EXERCISE DESCRIPTION — Which lines in the data below contain the string "产品概况"? Extract each of them in full, matching case exactly.

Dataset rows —
++++++++++++++++++++
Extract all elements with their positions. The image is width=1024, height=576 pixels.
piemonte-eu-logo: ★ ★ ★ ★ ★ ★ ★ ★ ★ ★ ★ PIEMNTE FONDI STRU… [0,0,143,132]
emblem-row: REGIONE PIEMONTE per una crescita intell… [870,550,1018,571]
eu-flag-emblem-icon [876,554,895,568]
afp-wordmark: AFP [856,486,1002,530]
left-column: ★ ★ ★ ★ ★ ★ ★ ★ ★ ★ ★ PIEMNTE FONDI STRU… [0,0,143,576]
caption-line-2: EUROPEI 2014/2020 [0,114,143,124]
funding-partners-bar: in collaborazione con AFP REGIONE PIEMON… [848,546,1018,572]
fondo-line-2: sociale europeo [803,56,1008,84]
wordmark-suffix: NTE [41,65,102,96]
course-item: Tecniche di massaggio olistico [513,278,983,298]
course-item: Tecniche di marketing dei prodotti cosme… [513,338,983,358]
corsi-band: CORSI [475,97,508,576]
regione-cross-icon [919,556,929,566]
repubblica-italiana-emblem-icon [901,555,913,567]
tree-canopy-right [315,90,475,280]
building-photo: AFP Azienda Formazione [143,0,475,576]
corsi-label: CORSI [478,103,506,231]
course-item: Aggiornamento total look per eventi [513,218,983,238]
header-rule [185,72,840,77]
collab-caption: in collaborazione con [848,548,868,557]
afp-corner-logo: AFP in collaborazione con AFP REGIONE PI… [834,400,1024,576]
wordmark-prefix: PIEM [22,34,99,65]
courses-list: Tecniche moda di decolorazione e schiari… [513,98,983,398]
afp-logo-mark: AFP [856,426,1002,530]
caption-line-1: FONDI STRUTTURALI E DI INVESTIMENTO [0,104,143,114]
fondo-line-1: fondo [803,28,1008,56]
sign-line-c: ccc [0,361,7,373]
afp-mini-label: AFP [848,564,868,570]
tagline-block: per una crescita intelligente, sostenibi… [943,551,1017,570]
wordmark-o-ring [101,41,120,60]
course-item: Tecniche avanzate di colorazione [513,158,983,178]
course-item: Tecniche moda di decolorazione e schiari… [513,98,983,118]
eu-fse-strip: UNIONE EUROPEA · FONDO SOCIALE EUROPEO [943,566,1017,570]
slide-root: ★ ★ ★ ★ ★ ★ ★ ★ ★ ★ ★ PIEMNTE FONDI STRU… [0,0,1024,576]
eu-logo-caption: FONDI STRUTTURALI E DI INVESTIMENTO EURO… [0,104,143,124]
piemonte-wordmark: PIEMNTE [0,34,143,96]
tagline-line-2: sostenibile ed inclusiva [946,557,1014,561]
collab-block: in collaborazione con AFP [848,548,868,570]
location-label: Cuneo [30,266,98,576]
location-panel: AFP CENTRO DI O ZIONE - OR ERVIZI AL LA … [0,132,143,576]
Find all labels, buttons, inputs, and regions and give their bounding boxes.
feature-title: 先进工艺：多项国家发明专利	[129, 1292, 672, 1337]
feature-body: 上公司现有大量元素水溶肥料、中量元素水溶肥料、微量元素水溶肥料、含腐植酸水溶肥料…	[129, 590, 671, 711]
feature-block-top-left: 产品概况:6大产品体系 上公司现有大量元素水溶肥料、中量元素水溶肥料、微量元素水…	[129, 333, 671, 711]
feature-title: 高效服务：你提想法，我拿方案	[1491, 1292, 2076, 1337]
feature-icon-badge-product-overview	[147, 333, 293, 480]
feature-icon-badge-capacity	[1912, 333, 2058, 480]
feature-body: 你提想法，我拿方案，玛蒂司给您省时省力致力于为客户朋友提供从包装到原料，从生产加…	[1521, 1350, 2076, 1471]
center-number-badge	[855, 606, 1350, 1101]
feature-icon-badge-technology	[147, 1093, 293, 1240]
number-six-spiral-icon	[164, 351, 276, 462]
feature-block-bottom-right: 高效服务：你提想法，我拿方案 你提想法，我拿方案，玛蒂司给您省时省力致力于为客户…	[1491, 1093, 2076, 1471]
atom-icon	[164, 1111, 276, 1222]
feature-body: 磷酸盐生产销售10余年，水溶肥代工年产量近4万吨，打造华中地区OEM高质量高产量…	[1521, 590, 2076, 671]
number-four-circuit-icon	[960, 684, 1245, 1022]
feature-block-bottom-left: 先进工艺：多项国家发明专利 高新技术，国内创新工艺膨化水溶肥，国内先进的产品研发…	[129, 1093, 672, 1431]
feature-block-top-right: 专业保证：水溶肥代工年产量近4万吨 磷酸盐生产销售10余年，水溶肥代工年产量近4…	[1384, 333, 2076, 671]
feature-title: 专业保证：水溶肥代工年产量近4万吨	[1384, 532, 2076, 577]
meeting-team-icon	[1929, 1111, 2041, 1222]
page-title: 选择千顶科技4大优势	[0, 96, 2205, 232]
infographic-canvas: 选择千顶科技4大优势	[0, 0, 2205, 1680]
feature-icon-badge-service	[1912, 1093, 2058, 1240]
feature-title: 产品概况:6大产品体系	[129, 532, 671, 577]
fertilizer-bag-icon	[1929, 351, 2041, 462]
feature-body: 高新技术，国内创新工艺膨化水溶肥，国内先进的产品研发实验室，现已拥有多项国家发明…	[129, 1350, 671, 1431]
++++++++++++++++++++
RESPONSE TO THIS EXERCISE —
feature-block-top-left: 产品概况:6大产品体系 上公司现有大量元素水溶肥料、中量元素水溶肥料、微量元素水…	[129, 333, 671, 711]
feature-title: 产品概况:6大产品体系	[129, 532, 671, 577]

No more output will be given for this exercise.